> **Dataset extract**:
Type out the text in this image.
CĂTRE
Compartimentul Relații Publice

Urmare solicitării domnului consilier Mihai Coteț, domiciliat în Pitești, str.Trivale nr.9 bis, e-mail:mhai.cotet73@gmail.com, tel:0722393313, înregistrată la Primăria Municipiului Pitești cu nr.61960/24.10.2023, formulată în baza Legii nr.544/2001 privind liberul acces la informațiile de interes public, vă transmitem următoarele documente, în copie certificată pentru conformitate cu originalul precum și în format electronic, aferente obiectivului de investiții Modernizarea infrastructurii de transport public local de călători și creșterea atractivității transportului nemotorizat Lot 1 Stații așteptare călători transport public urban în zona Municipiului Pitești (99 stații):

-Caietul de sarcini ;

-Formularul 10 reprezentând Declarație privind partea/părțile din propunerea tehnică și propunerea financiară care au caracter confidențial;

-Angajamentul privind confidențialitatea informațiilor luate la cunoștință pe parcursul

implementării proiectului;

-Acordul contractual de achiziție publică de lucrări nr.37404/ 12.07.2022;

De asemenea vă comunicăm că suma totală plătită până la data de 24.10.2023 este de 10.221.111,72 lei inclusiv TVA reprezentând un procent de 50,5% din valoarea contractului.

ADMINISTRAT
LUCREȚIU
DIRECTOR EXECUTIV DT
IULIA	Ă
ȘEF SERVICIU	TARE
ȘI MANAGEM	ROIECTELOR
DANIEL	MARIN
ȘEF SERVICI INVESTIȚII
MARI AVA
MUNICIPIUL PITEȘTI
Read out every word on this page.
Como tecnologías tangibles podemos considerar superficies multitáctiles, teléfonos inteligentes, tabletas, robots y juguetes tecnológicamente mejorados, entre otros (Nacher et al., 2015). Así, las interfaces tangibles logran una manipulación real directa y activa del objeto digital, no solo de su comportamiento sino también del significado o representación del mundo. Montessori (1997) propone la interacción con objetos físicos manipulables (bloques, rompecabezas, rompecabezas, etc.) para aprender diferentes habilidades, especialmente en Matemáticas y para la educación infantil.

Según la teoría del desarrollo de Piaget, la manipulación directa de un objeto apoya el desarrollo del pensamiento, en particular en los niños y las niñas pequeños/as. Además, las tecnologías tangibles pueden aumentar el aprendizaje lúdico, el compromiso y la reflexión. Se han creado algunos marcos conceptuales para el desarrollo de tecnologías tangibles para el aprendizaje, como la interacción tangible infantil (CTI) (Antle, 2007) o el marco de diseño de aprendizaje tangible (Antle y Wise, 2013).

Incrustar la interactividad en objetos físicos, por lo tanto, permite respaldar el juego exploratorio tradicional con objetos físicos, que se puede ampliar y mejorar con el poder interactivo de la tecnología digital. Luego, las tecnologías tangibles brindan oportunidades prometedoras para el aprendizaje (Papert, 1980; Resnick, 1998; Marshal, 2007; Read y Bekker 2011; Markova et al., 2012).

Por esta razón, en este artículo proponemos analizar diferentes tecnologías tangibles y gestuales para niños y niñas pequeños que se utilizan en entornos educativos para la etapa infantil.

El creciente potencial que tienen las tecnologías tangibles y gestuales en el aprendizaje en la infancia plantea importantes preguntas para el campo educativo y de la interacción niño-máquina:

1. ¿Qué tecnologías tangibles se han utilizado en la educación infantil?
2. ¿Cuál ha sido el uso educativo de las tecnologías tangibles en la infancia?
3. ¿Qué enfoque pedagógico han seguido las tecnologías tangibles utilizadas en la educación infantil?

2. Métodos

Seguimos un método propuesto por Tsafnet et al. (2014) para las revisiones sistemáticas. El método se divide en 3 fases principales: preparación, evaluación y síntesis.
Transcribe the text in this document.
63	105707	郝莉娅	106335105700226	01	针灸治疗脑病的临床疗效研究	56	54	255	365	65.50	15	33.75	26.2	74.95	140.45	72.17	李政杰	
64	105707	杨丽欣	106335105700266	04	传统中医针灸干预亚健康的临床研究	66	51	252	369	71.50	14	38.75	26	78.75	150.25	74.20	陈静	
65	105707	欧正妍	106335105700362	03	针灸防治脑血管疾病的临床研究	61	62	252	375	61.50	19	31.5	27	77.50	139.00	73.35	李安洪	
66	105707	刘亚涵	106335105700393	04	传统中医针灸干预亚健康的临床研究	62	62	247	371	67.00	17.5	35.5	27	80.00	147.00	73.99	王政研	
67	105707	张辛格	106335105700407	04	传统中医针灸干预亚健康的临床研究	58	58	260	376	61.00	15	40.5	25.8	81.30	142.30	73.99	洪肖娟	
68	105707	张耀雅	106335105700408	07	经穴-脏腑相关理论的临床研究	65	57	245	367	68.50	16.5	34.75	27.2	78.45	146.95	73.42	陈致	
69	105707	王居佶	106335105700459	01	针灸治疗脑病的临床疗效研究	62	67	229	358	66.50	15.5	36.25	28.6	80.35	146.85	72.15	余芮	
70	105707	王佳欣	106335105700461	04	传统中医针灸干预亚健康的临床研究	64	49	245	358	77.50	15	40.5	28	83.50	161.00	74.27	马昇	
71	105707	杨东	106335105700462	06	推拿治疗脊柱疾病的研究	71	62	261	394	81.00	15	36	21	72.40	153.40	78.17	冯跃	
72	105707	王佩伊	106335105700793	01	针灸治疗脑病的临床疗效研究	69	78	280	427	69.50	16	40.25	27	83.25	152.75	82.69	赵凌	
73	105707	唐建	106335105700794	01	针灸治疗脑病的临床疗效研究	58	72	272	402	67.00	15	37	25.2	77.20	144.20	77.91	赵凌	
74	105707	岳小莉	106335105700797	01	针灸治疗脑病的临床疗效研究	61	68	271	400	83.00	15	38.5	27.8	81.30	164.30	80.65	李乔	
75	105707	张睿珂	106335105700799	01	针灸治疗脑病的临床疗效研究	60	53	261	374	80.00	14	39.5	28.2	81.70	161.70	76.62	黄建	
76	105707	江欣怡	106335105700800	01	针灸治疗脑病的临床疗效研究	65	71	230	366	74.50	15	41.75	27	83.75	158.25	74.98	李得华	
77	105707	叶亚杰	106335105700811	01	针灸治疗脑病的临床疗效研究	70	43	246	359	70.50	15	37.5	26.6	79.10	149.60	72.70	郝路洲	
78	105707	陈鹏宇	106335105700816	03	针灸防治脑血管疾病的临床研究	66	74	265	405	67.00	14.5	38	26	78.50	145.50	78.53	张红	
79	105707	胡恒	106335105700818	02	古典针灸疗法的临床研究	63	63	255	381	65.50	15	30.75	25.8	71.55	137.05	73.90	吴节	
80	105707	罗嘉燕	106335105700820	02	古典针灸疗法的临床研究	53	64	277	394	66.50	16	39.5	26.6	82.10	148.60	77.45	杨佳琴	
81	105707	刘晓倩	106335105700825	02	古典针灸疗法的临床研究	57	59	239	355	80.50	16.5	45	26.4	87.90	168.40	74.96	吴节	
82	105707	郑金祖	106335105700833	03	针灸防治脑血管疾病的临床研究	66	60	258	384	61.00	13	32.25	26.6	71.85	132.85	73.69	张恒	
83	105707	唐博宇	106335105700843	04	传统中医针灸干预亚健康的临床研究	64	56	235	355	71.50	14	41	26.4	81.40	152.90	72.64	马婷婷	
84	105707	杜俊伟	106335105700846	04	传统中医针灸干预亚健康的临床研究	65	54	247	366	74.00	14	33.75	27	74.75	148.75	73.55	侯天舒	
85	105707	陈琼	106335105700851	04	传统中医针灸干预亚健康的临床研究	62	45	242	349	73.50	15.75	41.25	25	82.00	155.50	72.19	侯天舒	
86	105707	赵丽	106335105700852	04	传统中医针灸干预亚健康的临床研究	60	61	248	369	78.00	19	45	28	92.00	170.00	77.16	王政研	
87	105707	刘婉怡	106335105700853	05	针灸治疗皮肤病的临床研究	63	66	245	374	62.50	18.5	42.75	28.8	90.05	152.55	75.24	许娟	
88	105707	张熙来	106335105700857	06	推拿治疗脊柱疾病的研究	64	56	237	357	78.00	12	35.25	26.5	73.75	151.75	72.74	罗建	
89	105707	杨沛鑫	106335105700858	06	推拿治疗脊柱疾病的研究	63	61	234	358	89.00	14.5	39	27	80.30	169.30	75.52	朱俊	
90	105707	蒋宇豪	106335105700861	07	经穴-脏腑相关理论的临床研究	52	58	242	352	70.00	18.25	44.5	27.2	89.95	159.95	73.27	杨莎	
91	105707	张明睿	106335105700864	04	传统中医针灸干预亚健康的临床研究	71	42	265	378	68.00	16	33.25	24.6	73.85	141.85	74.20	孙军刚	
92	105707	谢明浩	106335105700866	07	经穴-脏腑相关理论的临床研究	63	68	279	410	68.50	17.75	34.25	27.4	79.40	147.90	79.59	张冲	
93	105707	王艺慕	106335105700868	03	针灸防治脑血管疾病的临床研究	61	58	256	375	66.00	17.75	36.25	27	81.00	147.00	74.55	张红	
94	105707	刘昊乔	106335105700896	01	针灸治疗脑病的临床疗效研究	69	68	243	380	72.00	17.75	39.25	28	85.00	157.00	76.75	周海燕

> **Required task**: Check each line of the records for the word "text" and extract those that contain it.

> **Answer in full**:
Type out the text in this image.
Transcribe the text in this document.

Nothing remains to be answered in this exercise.